Your instructions:
Copy each line that contains the string "this".

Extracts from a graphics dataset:
+++

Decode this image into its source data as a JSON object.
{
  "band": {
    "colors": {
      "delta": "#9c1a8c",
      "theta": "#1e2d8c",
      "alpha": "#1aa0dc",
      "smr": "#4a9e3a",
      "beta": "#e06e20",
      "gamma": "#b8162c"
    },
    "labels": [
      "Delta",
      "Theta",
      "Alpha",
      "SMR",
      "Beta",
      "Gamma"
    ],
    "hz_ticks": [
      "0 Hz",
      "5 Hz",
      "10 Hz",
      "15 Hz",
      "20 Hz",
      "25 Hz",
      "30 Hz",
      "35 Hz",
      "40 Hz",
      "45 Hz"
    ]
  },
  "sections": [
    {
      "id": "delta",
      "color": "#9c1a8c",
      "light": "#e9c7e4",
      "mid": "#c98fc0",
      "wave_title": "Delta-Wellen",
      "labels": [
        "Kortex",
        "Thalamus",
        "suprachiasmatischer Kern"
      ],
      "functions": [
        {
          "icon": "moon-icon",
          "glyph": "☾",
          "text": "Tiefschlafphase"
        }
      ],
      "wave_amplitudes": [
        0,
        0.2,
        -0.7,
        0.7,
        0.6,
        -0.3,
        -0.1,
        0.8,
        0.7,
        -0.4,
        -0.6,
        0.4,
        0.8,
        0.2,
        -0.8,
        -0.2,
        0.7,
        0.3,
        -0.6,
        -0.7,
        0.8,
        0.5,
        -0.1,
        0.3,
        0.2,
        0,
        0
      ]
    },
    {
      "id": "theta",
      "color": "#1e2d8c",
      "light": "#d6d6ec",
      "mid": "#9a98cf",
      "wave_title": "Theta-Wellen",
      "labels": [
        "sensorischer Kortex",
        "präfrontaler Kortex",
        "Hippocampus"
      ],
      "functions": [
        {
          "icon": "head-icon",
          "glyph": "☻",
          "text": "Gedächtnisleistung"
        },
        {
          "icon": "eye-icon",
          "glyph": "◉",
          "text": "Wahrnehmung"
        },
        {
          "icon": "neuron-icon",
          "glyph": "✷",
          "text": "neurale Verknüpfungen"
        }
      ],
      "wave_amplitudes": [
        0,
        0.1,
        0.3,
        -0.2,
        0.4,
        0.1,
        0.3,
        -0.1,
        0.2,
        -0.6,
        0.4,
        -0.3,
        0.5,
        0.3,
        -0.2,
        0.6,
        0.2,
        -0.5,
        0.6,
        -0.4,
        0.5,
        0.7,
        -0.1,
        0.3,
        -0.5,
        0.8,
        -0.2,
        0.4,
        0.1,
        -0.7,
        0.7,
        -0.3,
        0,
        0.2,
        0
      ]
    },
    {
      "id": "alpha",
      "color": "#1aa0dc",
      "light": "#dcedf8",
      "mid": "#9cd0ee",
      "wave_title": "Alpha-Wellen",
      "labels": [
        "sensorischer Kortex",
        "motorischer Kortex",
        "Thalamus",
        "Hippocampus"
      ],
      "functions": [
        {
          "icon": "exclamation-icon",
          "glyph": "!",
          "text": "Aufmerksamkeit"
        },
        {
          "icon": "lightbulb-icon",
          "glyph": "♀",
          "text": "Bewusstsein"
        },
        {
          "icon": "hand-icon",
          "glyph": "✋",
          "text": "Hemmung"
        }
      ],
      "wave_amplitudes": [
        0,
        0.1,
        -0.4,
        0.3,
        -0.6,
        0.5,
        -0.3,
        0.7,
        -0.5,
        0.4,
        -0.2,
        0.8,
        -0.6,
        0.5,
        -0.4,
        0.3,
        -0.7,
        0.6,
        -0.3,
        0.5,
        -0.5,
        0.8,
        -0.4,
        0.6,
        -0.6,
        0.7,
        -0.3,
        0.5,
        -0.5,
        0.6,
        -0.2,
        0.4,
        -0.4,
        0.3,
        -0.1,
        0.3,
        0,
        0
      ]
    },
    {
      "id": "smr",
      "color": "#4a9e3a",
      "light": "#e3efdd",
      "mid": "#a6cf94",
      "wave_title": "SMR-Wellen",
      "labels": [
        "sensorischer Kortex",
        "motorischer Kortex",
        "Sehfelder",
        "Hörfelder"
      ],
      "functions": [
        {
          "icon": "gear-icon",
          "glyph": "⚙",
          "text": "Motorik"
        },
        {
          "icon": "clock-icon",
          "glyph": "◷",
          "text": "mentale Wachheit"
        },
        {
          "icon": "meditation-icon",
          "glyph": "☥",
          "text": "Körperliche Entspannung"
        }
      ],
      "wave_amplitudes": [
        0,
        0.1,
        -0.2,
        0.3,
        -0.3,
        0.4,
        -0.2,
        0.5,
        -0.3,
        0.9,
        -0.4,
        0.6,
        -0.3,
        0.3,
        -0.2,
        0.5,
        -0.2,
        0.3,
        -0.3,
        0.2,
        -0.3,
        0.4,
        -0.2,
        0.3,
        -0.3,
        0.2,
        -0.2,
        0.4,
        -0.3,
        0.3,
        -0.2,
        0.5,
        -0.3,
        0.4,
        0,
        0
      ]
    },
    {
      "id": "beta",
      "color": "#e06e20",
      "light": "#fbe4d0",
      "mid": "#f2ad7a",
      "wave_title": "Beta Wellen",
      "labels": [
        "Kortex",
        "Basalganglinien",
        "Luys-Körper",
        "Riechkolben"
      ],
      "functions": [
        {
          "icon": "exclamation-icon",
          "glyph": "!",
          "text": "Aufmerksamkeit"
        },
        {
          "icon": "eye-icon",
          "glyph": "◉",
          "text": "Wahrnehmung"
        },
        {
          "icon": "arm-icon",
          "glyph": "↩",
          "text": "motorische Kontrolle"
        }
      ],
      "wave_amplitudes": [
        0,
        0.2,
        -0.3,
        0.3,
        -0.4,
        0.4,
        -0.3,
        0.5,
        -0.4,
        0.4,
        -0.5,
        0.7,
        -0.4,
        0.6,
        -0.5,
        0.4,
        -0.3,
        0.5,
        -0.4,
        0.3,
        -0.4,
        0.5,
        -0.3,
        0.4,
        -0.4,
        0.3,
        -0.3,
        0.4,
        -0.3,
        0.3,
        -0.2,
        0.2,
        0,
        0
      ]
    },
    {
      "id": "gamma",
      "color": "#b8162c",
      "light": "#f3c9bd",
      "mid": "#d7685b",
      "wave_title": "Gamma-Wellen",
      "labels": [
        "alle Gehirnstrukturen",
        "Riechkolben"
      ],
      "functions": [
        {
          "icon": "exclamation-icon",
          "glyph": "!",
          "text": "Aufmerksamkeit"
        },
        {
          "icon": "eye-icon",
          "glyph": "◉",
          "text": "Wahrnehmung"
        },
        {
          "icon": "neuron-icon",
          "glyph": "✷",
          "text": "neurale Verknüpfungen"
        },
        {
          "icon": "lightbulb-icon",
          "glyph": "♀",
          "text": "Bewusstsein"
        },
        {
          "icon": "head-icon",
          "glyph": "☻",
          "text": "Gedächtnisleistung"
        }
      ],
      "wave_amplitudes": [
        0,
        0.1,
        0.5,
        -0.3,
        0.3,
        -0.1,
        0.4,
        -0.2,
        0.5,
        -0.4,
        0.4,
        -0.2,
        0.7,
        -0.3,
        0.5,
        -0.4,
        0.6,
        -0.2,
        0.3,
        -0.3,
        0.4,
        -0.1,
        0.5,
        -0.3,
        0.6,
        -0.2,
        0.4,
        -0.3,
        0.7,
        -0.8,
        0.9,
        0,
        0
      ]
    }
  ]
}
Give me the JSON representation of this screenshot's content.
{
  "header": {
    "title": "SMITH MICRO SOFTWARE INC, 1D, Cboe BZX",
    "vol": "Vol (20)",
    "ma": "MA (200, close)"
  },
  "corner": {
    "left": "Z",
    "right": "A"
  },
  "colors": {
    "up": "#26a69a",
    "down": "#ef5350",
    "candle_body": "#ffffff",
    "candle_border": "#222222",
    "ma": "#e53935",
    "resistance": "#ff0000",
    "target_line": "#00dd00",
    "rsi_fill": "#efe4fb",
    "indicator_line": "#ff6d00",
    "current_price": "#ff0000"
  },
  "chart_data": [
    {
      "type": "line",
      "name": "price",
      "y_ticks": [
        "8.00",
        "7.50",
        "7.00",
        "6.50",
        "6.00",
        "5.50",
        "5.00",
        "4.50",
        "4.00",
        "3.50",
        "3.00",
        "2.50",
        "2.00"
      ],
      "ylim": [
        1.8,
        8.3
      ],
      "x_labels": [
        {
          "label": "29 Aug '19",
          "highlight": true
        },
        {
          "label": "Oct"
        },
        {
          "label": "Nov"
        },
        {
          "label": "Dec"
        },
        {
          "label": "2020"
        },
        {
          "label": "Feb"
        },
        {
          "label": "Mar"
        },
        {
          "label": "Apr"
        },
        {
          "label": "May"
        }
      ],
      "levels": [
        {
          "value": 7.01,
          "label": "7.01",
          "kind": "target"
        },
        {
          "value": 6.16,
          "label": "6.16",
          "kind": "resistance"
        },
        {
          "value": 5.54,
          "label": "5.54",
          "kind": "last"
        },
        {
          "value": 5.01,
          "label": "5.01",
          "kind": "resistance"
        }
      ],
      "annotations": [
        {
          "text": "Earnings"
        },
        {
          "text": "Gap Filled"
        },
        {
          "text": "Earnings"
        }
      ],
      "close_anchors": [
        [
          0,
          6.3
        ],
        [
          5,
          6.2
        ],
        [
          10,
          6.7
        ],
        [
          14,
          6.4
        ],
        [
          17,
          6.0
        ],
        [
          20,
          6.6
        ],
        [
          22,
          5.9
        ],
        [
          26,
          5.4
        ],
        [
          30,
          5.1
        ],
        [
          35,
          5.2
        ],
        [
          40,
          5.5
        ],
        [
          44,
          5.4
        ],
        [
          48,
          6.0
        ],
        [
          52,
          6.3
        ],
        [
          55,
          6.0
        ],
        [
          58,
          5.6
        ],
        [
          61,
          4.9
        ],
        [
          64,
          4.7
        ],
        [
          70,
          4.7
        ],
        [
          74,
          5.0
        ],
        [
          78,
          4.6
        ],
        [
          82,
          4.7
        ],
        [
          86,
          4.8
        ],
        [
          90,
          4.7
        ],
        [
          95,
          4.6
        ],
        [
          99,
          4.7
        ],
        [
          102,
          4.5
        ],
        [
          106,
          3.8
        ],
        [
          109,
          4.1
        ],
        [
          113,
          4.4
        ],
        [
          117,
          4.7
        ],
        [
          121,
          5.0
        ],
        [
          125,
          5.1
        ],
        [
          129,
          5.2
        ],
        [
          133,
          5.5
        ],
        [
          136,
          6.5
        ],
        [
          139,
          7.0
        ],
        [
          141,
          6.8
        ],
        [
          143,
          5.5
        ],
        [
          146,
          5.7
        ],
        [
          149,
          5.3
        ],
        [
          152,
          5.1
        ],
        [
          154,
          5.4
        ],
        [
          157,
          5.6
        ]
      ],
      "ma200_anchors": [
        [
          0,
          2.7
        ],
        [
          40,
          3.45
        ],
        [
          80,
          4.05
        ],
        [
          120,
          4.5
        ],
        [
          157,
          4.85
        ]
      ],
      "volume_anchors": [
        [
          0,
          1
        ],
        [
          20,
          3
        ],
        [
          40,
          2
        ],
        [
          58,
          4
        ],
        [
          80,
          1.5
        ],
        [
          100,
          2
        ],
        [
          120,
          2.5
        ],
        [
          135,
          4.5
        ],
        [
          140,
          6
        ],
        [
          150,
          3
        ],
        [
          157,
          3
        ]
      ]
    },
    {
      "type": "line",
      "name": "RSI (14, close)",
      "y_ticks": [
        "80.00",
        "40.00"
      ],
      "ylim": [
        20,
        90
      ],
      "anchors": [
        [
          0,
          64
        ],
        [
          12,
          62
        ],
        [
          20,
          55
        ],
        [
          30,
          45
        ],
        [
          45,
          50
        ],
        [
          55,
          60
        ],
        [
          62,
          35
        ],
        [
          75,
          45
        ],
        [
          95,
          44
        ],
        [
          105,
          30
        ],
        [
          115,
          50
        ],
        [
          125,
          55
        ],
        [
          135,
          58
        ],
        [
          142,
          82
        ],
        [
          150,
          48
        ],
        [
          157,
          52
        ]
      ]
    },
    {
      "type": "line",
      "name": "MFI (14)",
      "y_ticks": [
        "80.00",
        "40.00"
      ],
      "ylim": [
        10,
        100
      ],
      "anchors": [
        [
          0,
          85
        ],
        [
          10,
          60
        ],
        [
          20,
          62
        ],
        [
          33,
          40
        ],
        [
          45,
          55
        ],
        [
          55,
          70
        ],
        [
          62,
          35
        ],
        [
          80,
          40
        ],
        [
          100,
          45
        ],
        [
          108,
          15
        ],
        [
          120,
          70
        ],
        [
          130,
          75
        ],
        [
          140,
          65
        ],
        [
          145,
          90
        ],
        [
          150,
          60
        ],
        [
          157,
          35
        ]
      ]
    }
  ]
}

+++

Expected answer:
Decode this image into its source data as a JSON object.
Give me the JSON representation of this screenshot's content.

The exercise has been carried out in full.